Aim of the task:
Quote the entries that follow exactly, leaving none out.

Input records:

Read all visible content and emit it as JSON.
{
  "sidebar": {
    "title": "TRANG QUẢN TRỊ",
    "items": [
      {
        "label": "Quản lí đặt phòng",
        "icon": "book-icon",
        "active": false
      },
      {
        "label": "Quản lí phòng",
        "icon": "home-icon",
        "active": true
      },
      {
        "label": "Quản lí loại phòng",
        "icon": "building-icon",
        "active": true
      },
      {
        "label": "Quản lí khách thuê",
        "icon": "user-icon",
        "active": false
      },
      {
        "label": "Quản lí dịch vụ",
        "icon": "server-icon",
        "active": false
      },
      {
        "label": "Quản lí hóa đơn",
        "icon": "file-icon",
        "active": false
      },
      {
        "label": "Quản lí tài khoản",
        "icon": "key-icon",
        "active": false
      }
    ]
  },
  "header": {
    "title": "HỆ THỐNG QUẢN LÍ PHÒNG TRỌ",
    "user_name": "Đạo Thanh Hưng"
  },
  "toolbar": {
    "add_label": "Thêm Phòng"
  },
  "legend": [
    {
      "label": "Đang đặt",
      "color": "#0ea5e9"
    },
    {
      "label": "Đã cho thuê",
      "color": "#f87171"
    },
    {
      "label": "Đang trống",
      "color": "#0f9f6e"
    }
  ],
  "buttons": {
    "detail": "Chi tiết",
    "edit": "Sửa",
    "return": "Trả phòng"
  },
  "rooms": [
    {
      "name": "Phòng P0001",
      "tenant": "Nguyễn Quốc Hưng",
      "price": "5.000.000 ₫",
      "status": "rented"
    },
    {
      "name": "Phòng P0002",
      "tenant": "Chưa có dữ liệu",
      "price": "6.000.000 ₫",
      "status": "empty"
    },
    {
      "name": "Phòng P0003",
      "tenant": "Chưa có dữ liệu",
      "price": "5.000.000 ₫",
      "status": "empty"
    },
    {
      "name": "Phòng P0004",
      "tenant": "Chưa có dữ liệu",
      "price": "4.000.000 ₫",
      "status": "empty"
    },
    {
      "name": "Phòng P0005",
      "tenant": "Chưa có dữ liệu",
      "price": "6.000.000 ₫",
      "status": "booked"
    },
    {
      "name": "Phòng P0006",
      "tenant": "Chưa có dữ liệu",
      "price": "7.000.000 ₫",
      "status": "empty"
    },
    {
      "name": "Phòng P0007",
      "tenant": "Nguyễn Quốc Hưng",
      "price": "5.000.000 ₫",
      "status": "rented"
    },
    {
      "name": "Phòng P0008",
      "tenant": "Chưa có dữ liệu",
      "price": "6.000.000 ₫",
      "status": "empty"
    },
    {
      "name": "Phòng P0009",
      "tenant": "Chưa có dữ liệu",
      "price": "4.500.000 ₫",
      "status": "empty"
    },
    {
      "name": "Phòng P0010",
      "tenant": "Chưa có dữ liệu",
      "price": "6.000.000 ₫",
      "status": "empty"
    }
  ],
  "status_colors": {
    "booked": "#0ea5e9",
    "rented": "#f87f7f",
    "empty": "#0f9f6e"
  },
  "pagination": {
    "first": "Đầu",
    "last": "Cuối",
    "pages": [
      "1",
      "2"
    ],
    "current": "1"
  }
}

Task answer:
Read all visible content and emit it as JSON.
{
  "sidebar": {
    "title": "TRANG QUẢN TRỊ",
    "items": [
      {
        "label": "Quản lí đặt phòng",
        "icon": "book-icon",
        "active": false
      },
      {
        "label": "Quản lí phòng",
        "icon": "home-icon",
        "active": true
      },
      {
        "label": "Quản lí loại phòng",
        "icon": "building-icon",
        "active": true
      },
      {
        "label": "Quản lí khách thuê",
        "icon": "user-icon",
        "active": false
      },
      {
        "label": "Quản lí dịch vụ",
        "icon": "server-icon",
        "active": false
      },
      {
        "label": "Quản lí hóa đơn",
        "icon": "file-icon",
        "active": false
      },
      {
        "label": "Quản lí tài khoản",
        "icon": "key-icon",
        "active": false
      }
    ]
  },
  "header": {
    "title": "HỆ THỐNG QUẢN LÍ PHÒNG TRỌ",
    "user_name": "Đạo Thanh Hưng"
  },
  "toolbar": {
    "add_label": "Thêm Phòng"
  },
  "legend": [
    {
      "label": "Đang đặt",
      "color": "#0ea5e9"
    },
    {
      "label": "Đã cho thuê",
      "color": "#f87171"
    },
    {
      "label": "Đang trống",
      "color": "#0f9f6e"
    }
  ],
  "buttons": {
    "detail": "Chi tiết",
    "edit": "Sửa",
    "return": "Trả phòng"
  },
  "rooms": [
    {
      "name": "Phòng P0001",
      "tenant": "Nguyễn Quốc Hưng",
      "price": "5.000.000 ₫",
      "status": "rented"
    },
    {
      "name": "Phòng P0002",
      "tenant": "Chưa có dữ liệu",
      "price": "6.000.000 ₫",
      "status": "empty"
    },
    {
      "name": "Phòng P0003",
      "tenant": "Chưa có dữ liệu",
      "price": "5.000.000 ₫",
      "status": "empty"
    },
    {
      "name": "Phòng P0004",
      "tenant": "Chưa có dữ liệu",
      "price": "4.000.000 ₫",
      "status": "empty"
    },
    {
      "name": "Phòng P0005",
      "tenant": "Chưa có dữ liệu",
      "price": "6.000.000 ₫",
      "status": "booked"
    },
    {
      "name": "Phòng P0006",
      "tenant": "Chưa có dữ liệu",
      "price": "7.000.000 ₫",
      "status": "empty"
    },
    {
      "name": "Phòng P0007",
      "tenant": "Nguyễn Quốc Hưng",
      "price": "5.000.000 ₫",
      "status": "rented"
    },
    {
      "name": "Phòng P0008",
      "tenant": "Chưa có dữ liệu",
      "price": "6.000.000 ₫",
      "status": "empty"
    },
    {
      "name": "Phòng P0009",
      "tenant": "Chưa có dữ liệu",
      "price": "4.500.000 ₫",
      "status": "empty"
    },
    {
      "name": "Phòng P0010",
      "tenant": "Chưa có dữ liệu",
      "price": "6.000.000 ₫",
      "status": "empty"
    }
  ],
  "status_colors": {
    "booked": "#0ea5e9",
    "rented": "#f87f7f",
    "empty": "#0f9f6e"
  },
  "pagination": {
    "first": "Đầu",
    "last": "Cuối",
    "pages": [
      "1",
      "2"
    ],
    "current": "1"
  }
}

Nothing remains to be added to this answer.